Reproduce the data in its entirety, exactly as supplied.

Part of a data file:

[Begin]

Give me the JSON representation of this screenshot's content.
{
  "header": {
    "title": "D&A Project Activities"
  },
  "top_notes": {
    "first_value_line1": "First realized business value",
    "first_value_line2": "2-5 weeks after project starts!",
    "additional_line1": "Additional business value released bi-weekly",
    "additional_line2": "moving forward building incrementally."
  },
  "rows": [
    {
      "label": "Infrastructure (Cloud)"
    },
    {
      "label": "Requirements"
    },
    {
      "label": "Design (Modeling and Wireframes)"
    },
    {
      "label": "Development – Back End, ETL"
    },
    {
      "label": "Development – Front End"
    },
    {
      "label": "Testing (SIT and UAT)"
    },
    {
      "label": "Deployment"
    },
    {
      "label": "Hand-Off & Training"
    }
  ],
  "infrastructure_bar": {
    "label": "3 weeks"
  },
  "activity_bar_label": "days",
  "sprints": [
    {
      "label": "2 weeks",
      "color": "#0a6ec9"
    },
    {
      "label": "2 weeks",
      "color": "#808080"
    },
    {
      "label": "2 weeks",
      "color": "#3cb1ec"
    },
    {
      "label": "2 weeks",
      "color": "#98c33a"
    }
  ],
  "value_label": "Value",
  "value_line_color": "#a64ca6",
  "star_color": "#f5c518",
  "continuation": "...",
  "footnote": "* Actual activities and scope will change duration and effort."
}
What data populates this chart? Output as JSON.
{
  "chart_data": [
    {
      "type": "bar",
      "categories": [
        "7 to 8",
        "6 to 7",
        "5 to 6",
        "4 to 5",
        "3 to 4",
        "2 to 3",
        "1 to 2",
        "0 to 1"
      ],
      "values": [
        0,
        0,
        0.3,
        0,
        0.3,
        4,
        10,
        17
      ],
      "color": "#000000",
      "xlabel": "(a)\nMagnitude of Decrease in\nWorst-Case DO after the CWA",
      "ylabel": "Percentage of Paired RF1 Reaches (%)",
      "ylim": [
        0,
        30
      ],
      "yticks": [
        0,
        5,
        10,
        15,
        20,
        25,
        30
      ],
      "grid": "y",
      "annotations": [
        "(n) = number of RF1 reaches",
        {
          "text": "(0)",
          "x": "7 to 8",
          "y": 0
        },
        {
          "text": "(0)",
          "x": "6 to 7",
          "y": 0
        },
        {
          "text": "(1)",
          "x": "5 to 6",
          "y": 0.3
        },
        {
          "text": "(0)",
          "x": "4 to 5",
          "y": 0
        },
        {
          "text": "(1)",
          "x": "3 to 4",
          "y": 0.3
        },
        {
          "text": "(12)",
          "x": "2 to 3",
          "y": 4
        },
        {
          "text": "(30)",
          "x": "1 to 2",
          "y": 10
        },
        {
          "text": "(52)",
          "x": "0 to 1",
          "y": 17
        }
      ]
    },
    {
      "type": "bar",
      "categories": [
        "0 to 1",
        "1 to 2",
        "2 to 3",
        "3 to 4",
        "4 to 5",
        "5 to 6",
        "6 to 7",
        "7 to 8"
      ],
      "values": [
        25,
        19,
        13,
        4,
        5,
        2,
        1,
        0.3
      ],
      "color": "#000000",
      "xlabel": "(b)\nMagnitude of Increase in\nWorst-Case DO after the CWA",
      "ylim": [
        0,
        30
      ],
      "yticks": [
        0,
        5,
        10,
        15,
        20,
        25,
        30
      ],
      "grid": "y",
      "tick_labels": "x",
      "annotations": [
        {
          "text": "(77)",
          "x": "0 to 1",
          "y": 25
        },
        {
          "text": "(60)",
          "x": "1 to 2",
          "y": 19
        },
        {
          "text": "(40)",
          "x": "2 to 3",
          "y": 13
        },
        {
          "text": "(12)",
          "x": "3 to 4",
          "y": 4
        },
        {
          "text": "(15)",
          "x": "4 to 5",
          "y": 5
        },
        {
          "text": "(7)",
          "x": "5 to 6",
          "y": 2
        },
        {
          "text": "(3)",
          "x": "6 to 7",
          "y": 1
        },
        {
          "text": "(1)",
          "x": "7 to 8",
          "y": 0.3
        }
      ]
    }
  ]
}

[End]

Task result:
Give me the JSON representation of this screenshot's content.
{
  "header": {
    "title": "D&A Project Activities"
  },
  "top_notes": {
    "first_value_line1": "First realized business value",
    "first_value_line2": "2-5 weeks after project starts!",
    "additional_line1": "Additional business value released bi-weekly",
    "additional_line2": "moving forward building incrementally."
  },
  "rows": [
    {
      "label": "Infrastructure (Cloud)"
    },
    {
      "label": "Requirements"
    },
    {
      "label": "Design (Modeling and Wireframes)"
    },
    {
      "label": "Development – Back End, ETL"
    },
    {
      "label": "Development – Front End"
    },
    {
      "label": "Testing (SIT and UAT)"
    },
    {
      "label": "Deployment"
    },
    {
      "label": "Hand-Off & Training"
    }
  ],
  "infrastructure_bar": {
    "label": "3 weeks"
  },
  "activity_bar_label": "days",
  "sprints": [
    {
      "label": "2 weeks",
      "color": "#0a6ec9"
    },
    {
      "label": "2 weeks",
      "color": "#808080"
    },
    {
      "label": "2 weeks",
      "color": "#3cb1ec"
    },
    {
      "label": "2 weeks",
      "color": "#98c33a"
    }
  ],
  "value_label": "Value",
  "value_line_color": "#a64ca6",
  "star_color": "#f5c518",
  "continuation": "...",
  "footnote": "* Actual activities and scope will change duration and effort."
}
What data populates this chart? Output as JSON.
{
  "chart_data": [
    {
      "type": "bar",
      "categories": [
        "7 to 8",
        "6 to 7",
        "5 to 6",
        "4 to 5",
        "3 to 4",
        "2 to 3",
        "1 to 2",
        "0 to 1"
      ],
      "values": [
        0,
        0,
        0.3,
        0,
        0.3,
        4,
        10,
        17
      ],
      "color": "#000000",
      "xlabel": "(a)\nMagnitude of Decrease in\nWorst-Case DO after the CWA",
      "ylabel": "Percentage of Paired RF1 Reaches (%)",
      "ylim": [
        0,
        30
      ],
      "yticks": [
        0,
        5,
        10,
        15,
        20,
        25,
        30
      ],
      "grid": "y",
      "annotations": [
        "(n) = number of RF1 reaches",
        {
          "text": "(0)",
          "x": "7 to 8",
          "y": 0
        },
        {
          "text": "(0)",
          "x": "6 to 7",
          "y": 0
        },
        {
          "text": "(1)",
          "x": "5 to 6",
          "y": 0.3
        },
        {
          "text": "(0)",
          "x": "4 to 5",
          "y": 0
        },
        {
          "text": "(1)",
          "x": "3 to 4",
          "y": 0.3
        },
        {
          "text": "(12)",
          "x": "2 to 3",
          "y": 4
        },
        {
          "text": "(30)",
          "x": "1 to 2",
          "y": 10
        },
        {
          "text": "(52)",
          "x": "0 to 1",
          "y": 17
        }
      ]
    },
    {
      "type": "bar",
      "categories": [
        "0 to 1",
        "1 to 2",
        "2 to 3",
        "3 to 4",
        "4 to 5",
        "5 to 6",
        "6 to 7",
        "7 to 8"
      ],
      "values": [
        25,
        19,
        13,
        4,
        5,
        2,
        1,
        0.3
      ],
      "color": "#000000",
      "xlabel": "(b)\nMagnitude of Increase in\nWorst-Case DO after the CWA",
      "ylim": [
        0,
        30
      ],
      "yticks": [
        0,
        5,
        10,
        15,
        20,
        25,
        30
      ],
      "grid": "y",
      "tick_labels": "x",
      "annotations": [
        {
          "text": "(77)",
          "x": "0 to 1",
          "y": 25
        },
        {
          "text": "(60)",
          "x": "1 to 2",
          "y": 19
        },
        {
          "text": "(40)",
          "x": "2 to 3",
          "y": 13
        },
        {
          "text": "(12)",
          "x": "3 to 4",
          "y": 4
        },
        {
          "text": "(15)",
          "x": "4 to 5",
          "y": 5
        },
        {
          "text": "(7)",
          "x": "5 to 6",
          "y": 2
        },
        {
          "text": "(3)",
          "x": "6 to 7",
          "y": 1
        },
        {
          "text": "(1)",
          "x": "7 to 8",
          "y": 0.3
        }
      ]
    }
  ]
}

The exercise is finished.